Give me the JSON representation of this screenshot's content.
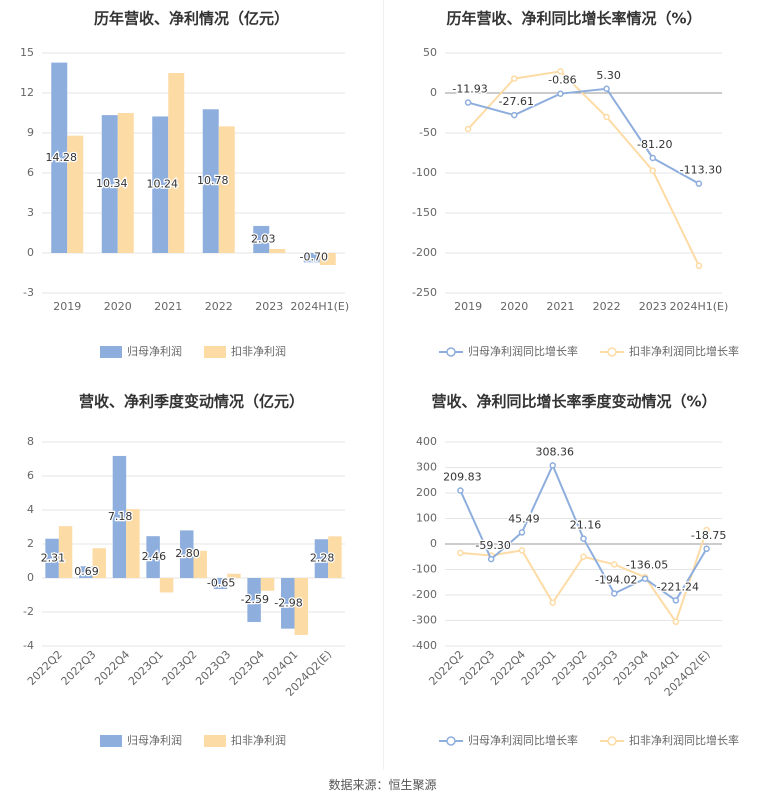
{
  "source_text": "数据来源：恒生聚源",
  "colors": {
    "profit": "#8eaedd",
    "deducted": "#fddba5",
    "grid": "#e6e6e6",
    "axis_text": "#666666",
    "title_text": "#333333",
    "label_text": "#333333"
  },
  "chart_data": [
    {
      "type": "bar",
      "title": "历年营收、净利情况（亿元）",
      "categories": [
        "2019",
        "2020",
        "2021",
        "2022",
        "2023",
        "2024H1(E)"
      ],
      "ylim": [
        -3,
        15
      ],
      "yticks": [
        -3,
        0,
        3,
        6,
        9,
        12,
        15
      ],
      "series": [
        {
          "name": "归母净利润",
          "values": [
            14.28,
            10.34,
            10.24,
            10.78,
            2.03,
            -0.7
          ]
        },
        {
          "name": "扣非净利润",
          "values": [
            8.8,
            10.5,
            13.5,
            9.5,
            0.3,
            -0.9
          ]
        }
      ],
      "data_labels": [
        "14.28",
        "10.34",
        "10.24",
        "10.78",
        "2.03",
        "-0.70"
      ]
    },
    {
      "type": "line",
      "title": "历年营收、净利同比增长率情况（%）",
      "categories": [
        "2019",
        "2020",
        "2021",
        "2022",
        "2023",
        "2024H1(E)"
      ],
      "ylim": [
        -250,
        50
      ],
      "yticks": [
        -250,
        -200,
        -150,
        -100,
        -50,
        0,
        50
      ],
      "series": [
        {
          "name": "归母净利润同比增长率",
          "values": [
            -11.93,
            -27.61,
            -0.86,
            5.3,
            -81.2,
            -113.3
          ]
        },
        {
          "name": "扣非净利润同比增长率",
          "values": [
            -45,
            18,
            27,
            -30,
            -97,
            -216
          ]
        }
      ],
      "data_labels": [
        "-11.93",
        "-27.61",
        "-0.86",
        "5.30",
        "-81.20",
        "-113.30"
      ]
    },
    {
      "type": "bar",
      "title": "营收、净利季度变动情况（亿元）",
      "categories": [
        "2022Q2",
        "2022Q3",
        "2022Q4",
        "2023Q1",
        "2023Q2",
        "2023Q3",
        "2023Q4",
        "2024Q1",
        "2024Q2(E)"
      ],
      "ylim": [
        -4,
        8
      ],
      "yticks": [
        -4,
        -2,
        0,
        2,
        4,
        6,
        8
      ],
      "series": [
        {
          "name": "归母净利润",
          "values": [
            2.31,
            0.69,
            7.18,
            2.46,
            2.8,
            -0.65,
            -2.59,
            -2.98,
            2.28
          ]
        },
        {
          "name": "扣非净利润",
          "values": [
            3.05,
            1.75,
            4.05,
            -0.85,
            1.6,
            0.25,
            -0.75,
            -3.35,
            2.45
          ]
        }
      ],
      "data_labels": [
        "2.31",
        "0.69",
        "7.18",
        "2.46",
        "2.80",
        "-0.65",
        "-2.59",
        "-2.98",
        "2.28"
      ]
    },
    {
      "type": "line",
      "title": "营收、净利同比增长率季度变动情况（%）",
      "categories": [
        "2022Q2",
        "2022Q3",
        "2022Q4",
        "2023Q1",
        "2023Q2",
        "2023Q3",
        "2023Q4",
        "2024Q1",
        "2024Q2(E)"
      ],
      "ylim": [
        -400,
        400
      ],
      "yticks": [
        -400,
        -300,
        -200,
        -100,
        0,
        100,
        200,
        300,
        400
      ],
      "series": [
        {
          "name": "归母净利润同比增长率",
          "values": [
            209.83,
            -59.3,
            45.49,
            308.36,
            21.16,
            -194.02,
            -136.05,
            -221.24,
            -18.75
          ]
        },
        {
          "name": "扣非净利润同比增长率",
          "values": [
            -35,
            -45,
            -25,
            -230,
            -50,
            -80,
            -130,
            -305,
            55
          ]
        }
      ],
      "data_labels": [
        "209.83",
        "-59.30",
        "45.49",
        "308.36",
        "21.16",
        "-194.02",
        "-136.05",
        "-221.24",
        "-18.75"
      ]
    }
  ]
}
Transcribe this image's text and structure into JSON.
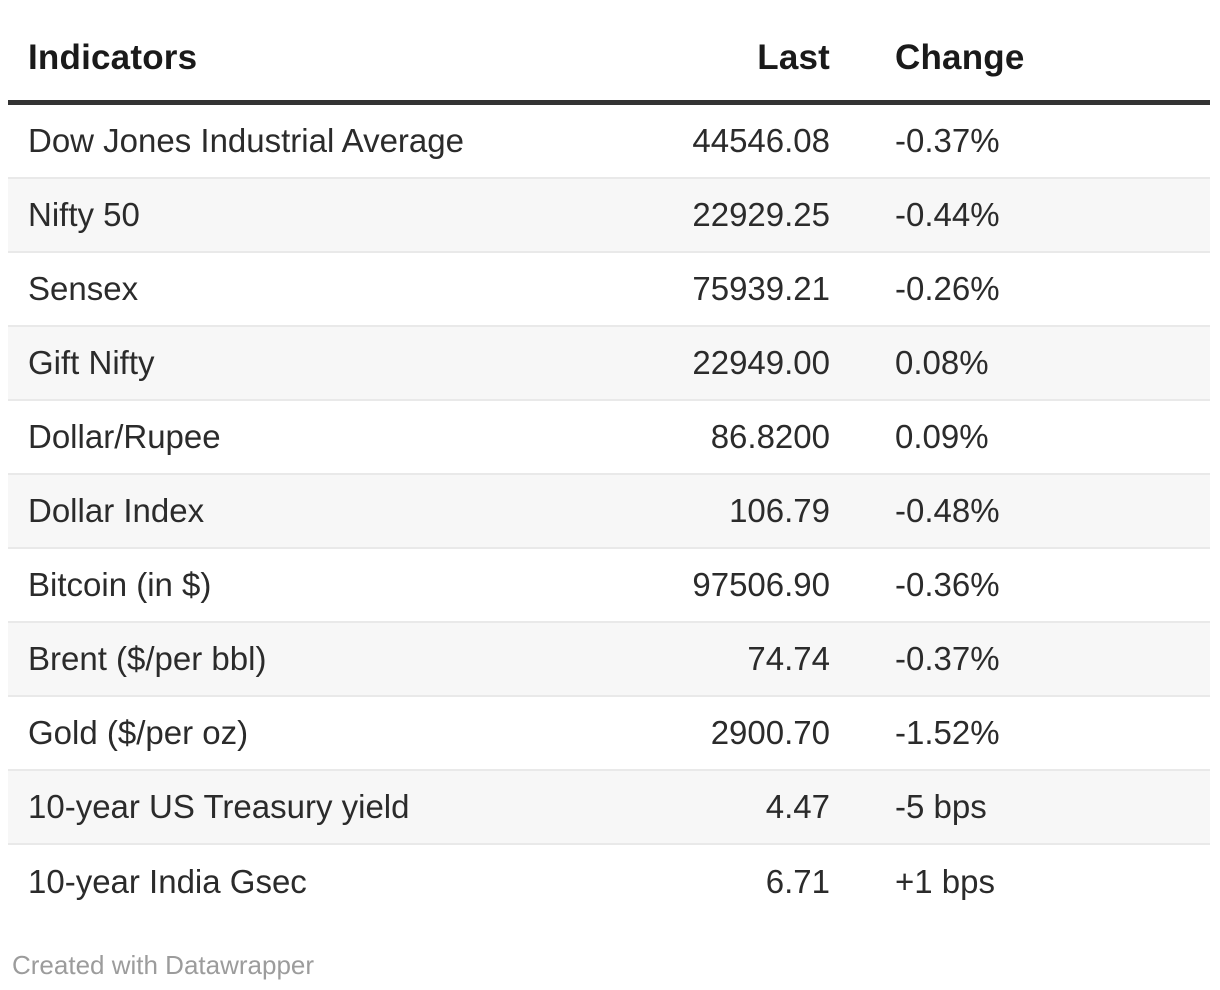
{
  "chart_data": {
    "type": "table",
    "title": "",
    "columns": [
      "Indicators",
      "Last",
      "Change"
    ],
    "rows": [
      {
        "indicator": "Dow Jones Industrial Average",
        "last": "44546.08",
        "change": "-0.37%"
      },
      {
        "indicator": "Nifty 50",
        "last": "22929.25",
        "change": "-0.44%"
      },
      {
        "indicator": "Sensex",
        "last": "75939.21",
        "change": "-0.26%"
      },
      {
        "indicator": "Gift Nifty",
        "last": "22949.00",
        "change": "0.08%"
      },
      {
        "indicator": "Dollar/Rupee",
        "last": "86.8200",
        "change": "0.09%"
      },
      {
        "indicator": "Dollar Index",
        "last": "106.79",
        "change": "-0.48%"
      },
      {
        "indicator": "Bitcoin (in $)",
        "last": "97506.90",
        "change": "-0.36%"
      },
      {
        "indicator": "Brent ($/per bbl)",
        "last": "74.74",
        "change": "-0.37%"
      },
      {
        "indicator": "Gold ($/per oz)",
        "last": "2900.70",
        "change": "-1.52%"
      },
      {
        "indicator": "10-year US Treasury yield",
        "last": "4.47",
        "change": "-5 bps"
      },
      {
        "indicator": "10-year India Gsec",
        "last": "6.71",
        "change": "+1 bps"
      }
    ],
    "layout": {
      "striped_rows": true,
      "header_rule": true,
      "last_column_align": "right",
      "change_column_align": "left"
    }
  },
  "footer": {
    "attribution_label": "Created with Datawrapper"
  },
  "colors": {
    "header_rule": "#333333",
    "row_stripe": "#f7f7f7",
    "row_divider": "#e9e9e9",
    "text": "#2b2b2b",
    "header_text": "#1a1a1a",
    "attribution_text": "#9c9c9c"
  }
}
- - -
Each record above is to be restated exactly, with its pictures removed from the copy.

» **Response to the task**
Give me the JSON representation of this screenshot's content.
{
  "source_text": "数据来源：恒生聚源",
  "colors": {
    "profit": "#8eaedd",
    "deducted": "#fddba5",
    "grid": "#e6e6e6",
    "axis_text": "#666666",
    "title_text": "#333333",
    "label_text": "#333333"
  },
  "chart_data": [
    {
      "type": "bar",
      "title": "历年营收、净利情况（亿元）",
      "categories": [
        "2019",
        "2020",
        "2021",
        "2022",
        "2023",
        "2024H1(E)"
      ],
      "ylim": [
        -3,
        15
      ],
      "yticks": [
        -3,
        0,
        3,
        6,
        9,
        12,
        15
      ],
      "series": [
        {
          "name": "归母净利润",
          "values": [
            14.28,
            10.34,
            10.24,
            10.78,
            2.03,
            -0.7
          ]
        },
        {
          "name": "扣非净利润",
          "values": [
            8.8,
            10.5,
            13.5,
            9.5,
            0.3,
            -0.9
          ]
        }
      ],
      "data_labels": [
        "14.28",
        "10.34",
        "10.24",
        "10.78",
        "2.03",
        "-0.70"
      ]
    },
    {
      "type": "line",
      "title": "历年营收、净利同比增长率情况（%）",
      "categories": [
        "2019",
        "2020",
        "2021",
        "2022",
        "2023",
        "2024H1(E)"
      ],
      "ylim": [
        -250,
        50
      ],
      "yticks": [
        -250,
        -200,
        -150,
        -100,
        -50,
        0,
        50
      ],
      "series": [
        {
          "name": "归母净利润同比增长率",
          "values": [
            -11.93,
            -27.61,
            -0.86,
            5.3,
            -81.2,
            -113.3
          ]
        },
        {
          "name": "扣非净利润同比增长率",
          "values": [
            -45,
            18,
            27,
            -30,
            -97,
            -216
          ]
        }
      ],
      "data_labels": [
        "-11.93",
        "-27.61",
        "-0.86",
        "5.30",
        "-81.20",
        "-113.30"
      ]
    },
    {
      "type": "bar",
      "title": "营收、净利季度变动情况（亿元）",
      "categories": [
        "2022Q2",
        "2022Q3",
        "2022Q4",
        "2023Q1",
        "2023Q2",
        "2023Q3",
        "2023Q4",
        "2024Q1",
        "2024Q2(E)"
      ],
      "ylim": [
        -4,
        8
      ],
      "yticks": [
        -4,
        -2,
        0,
        2,
        4,
        6,
        8
      ],
      "series": [
        {
          "name": "归母净利润",
          "values": [
            2.31,
            0.69,
            7.18,
            2.46,
            2.8,
            -0.65,
            -2.59,
            -2.98,
            2.28
          ]
        },
        {
          "name": "扣非净利润",
          "values": [
            3.05,
            1.75,
            4.05,
            -0.85,
            1.6,
            0.25,
            -0.75,
            -3.35,
            2.45
          ]
        }
      ],
      "data_labels": [
        "2.31",
        "0.69",
        "7.18",
        "2.46",
        "2.80",
        "-0.65",
        "-2.59",
        "-2.98",
        "2.28"
      ]
    },
    {
      "type": "line",
      "title": "营收、净利同比增长率季度变动情况（%）",
      "categories": [
        "2022Q2",
        "2022Q3",
        "2022Q4",
        "2023Q1",
        "2023Q2",
        "2023Q3",
        "2023Q4",
        "2024Q1",
        "2024Q2(E)"
      ],
      "ylim": [
        -400,
        400
      ],
      "yticks": [
        -400,
        -300,
        -200,
        -100,
        0,
        100,
        200,
        300,
        400
      ],
      "series": [
        {
          "name": "归母净利润同比增长率",
          "values": [
            209.83,
            -59.3,
            45.49,
            308.36,
            21.16,
            -194.02,
            -136.05,
            -221.24,
            -18.75
          ]
        },
        {
          "name": "扣非净利润同比增长率",
          "values": [
            -35,
            -45,
            -25,
            -230,
            -50,
            -80,
            -130,
            -305,
            55
          ]
        }
      ],
      "data_labels": [
        "209.83",
        "-59.30",
        "45.49",
        "308.36",
        "21.16",
        "-194.02",
        "-136.05",
        "-221.24",
        "-18.75"
      ]
    }
  ]
}
Transcribe this image's text and structure into JSON.
{
  "chart_data": {
    "type": "table",
    "title": "",
    "columns": [
      "Indicators",
      "Last",
      "Change"
    ],
    "rows": [
      {
        "indicator": "Dow Jones Industrial Average",
        "last": "44546.08",
        "change": "-0.37%"
      },
      {
        "indicator": "Nifty 50",
        "last": "22929.25",
        "change": "-0.44%"
      },
      {
        "indicator": "Sensex",
        "last": "75939.21",
        "change": "-0.26%"
      },
      {
        "indicator": "Gift Nifty",
        "last": "22949.00",
        "change": "0.08%"
      },
      {
        "indicator": "Dollar/Rupee",
        "last": "86.8200",
        "change": "0.09%"
      },
      {
        "indicator": "Dollar Index",
        "last": "106.79",
        "change": "-0.48%"
      },
      {
        "indicator": "Bitcoin (in $)",
        "last": "97506.90",
        "change": "-0.36%"
      },
      {
        "indicator": "Brent ($/per bbl)",
        "last": "74.74",
        "change": "-0.37%"
      },
      {
        "indicator": "Gold ($/per oz)",
        "last": "2900.70",
        "change": "-1.52%"
      },
      {
        "indicator": "10-year US Treasury yield",
        "last": "4.47",
        "change": "-5 bps"
      },
      {
        "indicator": "10-year India Gsec",
        "last": "6.71",
        "change": "+1 bps"
      }
    ],
    "layout": {
      "striped_rows": true,
      "header_rule": true,
      "last_column_align": "right",
      "change_column_align": "left"
    }
  },
  "footer": {
    "attribution_label": "Created with Datawrapper"
  },
  "colors": {
    "header_rule": "#333333",
    "row_stripe": "#f7f7f7",
    "row_divider": "#e9e9e9",
    "text": "#2b2b2b",
    "header_text": "#1a1a1a",
    "attribution_text": "#9c9c9c"
  }
}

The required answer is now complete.